+++ Entries shown

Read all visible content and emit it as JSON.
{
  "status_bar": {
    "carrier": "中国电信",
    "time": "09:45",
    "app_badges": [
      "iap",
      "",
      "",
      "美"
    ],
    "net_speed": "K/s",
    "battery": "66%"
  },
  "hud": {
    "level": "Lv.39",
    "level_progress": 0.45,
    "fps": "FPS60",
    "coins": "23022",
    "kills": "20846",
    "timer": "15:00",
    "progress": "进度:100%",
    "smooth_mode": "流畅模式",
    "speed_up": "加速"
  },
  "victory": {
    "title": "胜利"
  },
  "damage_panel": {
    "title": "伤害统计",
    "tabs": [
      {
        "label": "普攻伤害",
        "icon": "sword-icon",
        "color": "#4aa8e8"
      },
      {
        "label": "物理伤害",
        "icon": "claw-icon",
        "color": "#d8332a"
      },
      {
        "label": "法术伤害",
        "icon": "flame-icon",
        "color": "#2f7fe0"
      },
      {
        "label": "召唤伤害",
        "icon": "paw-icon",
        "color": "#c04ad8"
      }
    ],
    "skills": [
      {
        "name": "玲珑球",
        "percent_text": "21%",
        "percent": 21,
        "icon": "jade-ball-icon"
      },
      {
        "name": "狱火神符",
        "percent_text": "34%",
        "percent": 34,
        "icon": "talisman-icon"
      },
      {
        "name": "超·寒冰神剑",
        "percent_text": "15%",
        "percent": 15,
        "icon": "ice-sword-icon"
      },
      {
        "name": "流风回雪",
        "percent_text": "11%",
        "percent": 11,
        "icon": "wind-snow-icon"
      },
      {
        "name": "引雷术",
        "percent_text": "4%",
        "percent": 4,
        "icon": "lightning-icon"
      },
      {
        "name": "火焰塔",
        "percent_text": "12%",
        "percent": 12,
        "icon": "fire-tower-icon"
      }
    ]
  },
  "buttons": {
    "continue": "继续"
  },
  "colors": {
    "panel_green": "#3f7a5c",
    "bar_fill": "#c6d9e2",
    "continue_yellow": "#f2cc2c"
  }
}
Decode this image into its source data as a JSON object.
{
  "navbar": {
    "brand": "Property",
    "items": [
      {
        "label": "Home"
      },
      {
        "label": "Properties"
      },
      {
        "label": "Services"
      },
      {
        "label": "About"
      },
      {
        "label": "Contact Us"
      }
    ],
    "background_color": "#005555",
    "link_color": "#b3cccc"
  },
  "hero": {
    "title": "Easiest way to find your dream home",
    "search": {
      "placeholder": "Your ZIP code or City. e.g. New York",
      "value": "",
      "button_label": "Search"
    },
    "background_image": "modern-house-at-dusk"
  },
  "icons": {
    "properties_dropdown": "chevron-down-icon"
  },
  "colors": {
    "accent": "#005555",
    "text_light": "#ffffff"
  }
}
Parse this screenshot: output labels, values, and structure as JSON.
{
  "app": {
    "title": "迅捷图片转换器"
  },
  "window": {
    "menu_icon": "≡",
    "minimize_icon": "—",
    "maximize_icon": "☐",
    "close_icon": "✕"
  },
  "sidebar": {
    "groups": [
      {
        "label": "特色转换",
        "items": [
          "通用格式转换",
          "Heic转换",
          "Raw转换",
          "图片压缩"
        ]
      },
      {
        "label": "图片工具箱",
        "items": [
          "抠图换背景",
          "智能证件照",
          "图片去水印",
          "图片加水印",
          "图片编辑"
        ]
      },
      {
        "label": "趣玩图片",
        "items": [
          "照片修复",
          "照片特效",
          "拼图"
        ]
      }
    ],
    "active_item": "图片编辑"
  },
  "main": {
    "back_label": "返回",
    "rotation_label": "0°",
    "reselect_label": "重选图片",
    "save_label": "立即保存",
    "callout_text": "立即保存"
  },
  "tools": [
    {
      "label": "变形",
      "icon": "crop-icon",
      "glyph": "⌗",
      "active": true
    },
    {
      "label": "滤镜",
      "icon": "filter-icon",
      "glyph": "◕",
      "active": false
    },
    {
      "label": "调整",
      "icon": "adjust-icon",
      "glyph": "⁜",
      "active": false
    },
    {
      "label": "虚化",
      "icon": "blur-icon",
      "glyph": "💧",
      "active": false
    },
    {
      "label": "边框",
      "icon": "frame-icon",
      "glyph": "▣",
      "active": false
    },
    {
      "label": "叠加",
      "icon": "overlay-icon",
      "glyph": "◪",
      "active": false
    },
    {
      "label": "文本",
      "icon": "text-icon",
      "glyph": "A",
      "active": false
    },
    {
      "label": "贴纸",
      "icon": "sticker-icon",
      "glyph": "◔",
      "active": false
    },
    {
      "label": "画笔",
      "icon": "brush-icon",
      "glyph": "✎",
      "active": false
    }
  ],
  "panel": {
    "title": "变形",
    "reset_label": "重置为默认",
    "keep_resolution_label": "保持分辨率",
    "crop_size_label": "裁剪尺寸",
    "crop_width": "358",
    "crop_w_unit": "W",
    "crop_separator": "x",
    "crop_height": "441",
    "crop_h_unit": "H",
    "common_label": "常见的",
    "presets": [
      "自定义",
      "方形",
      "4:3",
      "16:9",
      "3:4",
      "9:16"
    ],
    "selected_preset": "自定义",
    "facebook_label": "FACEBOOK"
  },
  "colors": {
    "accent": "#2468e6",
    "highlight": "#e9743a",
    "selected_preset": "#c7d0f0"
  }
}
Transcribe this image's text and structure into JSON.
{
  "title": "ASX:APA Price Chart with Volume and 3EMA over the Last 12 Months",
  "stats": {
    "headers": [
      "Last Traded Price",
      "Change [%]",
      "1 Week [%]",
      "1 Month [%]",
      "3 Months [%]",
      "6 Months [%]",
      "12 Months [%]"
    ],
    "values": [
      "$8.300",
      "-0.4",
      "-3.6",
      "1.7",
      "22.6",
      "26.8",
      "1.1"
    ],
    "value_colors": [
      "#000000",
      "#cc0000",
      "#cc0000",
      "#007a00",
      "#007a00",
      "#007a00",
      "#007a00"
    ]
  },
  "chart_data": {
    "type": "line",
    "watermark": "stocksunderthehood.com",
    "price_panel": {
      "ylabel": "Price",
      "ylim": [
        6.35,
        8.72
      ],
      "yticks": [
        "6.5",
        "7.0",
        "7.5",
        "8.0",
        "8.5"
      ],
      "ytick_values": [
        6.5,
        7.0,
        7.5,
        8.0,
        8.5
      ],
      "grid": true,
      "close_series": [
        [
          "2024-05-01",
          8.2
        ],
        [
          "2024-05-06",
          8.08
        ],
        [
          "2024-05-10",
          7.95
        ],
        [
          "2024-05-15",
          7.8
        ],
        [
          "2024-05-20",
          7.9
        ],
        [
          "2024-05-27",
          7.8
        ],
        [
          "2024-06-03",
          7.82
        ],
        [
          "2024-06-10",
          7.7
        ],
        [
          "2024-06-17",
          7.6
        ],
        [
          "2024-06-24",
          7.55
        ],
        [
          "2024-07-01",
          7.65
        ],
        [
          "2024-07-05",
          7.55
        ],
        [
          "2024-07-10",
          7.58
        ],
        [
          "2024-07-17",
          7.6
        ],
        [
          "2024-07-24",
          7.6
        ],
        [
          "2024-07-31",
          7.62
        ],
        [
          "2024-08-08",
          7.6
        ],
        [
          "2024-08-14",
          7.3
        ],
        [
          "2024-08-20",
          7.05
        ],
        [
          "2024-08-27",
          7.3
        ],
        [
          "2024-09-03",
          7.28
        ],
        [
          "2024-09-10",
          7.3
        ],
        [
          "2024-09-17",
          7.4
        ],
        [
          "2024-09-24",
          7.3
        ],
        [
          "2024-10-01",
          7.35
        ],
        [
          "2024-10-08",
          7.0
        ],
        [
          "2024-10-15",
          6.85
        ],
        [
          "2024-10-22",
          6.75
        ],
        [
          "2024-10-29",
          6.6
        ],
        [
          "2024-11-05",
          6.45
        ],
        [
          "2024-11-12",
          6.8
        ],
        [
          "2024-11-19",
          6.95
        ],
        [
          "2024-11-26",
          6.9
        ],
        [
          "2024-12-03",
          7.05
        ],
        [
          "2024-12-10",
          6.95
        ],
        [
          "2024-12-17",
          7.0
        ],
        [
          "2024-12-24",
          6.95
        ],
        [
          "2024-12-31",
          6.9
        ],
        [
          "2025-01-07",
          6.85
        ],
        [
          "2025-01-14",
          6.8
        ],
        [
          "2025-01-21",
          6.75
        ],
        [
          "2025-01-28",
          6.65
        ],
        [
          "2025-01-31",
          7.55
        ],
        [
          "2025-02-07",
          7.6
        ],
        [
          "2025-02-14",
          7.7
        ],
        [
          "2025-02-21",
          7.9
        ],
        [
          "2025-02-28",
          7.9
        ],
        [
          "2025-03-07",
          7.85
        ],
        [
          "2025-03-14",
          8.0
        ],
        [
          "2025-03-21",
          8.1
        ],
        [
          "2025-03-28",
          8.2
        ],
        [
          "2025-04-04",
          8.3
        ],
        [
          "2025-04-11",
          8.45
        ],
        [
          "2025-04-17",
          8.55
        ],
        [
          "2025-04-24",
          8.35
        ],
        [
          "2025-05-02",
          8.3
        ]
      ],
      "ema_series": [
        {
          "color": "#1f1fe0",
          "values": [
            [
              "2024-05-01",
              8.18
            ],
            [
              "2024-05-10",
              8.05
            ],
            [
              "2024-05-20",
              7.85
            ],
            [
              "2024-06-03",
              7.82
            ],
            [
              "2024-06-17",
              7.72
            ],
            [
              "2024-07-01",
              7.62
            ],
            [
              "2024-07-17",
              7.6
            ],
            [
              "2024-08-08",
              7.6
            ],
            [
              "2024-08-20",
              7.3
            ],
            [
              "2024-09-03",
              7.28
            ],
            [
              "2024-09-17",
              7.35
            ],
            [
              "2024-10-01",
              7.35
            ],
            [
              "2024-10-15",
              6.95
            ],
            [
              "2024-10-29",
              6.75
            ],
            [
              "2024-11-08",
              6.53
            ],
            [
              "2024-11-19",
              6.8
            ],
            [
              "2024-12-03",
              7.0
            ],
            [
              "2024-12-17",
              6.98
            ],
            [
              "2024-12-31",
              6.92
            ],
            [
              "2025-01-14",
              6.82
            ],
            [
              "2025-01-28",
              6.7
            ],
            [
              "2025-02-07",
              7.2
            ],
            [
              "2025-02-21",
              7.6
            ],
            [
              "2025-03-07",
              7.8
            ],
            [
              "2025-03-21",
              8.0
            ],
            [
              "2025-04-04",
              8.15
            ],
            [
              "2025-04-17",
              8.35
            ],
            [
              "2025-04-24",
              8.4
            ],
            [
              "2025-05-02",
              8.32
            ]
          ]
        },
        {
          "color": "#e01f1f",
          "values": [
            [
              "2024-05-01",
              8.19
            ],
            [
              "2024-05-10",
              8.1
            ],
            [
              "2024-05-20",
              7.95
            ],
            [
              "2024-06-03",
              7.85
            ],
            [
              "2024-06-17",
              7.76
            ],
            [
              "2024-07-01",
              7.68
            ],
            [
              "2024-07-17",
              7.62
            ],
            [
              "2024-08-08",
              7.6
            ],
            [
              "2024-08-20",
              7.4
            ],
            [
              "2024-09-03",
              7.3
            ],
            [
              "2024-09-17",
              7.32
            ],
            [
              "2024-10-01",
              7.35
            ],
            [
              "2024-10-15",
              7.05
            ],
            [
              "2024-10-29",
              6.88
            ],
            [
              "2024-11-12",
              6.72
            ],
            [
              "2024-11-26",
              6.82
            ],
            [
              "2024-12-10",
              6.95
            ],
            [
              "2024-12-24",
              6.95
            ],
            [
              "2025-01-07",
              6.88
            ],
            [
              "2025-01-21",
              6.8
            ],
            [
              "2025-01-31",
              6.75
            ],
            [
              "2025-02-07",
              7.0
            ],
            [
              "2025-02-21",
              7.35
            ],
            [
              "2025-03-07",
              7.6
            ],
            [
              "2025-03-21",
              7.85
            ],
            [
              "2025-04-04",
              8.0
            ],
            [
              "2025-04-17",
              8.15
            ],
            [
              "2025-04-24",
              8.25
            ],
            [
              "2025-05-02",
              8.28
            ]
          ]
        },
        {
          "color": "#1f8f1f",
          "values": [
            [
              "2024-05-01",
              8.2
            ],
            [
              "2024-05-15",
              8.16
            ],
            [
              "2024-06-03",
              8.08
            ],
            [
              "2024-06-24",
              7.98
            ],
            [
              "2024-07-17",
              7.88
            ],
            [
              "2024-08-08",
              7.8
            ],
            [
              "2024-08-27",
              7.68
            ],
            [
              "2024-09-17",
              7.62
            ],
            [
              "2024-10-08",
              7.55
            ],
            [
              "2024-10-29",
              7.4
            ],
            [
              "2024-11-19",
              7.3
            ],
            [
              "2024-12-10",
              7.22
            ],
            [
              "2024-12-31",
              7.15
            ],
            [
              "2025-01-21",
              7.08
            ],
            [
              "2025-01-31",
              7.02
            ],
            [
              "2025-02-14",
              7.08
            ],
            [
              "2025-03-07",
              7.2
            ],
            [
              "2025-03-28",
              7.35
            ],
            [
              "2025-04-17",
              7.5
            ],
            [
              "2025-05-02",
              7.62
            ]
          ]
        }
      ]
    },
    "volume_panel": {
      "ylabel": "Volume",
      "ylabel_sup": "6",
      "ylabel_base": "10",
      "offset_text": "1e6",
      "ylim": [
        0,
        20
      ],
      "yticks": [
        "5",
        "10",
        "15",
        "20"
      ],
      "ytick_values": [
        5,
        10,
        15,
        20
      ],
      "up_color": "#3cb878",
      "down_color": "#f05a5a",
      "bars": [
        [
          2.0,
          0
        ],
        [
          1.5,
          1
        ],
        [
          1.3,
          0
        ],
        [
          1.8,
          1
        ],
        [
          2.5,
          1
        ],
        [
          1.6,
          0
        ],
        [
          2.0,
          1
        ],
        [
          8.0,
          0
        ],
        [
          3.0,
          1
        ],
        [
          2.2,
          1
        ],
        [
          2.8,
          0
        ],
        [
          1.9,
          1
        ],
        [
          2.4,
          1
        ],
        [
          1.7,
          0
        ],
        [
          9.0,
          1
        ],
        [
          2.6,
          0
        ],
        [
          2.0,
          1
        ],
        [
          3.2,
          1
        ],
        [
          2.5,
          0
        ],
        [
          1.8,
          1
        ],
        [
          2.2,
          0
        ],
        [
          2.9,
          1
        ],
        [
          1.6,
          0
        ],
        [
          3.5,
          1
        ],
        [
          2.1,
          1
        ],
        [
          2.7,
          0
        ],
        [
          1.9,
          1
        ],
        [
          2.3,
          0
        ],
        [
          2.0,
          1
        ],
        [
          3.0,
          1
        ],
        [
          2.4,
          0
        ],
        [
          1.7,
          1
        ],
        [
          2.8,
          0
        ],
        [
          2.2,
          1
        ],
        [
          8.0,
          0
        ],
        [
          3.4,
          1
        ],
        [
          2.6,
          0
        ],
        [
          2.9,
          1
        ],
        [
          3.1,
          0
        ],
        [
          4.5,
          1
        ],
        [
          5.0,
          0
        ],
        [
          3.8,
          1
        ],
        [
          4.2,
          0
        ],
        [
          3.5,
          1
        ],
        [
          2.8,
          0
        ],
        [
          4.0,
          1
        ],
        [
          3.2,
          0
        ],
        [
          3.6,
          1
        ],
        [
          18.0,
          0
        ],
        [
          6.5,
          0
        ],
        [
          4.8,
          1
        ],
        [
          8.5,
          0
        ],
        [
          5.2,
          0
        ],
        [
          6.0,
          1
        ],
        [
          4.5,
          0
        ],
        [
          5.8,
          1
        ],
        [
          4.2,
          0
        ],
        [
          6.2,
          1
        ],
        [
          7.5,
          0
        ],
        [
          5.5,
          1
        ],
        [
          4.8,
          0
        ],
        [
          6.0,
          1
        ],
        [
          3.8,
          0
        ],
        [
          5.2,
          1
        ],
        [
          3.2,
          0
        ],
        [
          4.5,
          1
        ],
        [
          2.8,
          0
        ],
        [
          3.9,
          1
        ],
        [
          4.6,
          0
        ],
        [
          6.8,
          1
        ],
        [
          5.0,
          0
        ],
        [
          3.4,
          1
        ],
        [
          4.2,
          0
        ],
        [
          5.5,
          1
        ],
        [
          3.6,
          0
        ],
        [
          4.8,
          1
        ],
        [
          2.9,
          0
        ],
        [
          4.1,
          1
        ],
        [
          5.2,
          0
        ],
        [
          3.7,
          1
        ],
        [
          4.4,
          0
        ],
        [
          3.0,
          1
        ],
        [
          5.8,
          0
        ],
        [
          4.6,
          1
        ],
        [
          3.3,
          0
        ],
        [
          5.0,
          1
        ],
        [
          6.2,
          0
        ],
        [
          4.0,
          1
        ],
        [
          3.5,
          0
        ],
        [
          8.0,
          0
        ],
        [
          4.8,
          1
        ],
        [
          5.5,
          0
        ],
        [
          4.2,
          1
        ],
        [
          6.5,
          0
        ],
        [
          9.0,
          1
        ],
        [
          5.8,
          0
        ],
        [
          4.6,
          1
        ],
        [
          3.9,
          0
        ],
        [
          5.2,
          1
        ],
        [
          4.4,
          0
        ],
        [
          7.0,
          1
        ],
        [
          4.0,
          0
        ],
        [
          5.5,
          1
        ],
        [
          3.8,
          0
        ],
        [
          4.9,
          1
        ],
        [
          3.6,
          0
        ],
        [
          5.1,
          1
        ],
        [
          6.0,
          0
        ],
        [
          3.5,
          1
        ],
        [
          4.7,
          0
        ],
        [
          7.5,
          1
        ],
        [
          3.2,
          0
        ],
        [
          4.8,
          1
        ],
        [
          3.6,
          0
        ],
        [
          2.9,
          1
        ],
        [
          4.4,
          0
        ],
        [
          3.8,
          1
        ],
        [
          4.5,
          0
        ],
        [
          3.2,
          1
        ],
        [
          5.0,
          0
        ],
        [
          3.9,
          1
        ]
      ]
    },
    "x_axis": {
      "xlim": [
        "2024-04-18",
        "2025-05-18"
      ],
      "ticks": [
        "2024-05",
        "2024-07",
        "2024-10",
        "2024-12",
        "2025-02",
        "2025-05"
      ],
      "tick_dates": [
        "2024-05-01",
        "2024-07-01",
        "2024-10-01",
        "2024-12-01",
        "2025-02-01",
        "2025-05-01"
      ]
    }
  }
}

++++++

= Exercise details =
From the entries above, copy every line containing the word "JSON".

= Full output =
Read all visible content and emit it as JSON.
Decode this image into its source data as a JSON object.
Parse this screenshot: output labels, values, and structure as JSON.
Transcribe this image's text and structure into JSON.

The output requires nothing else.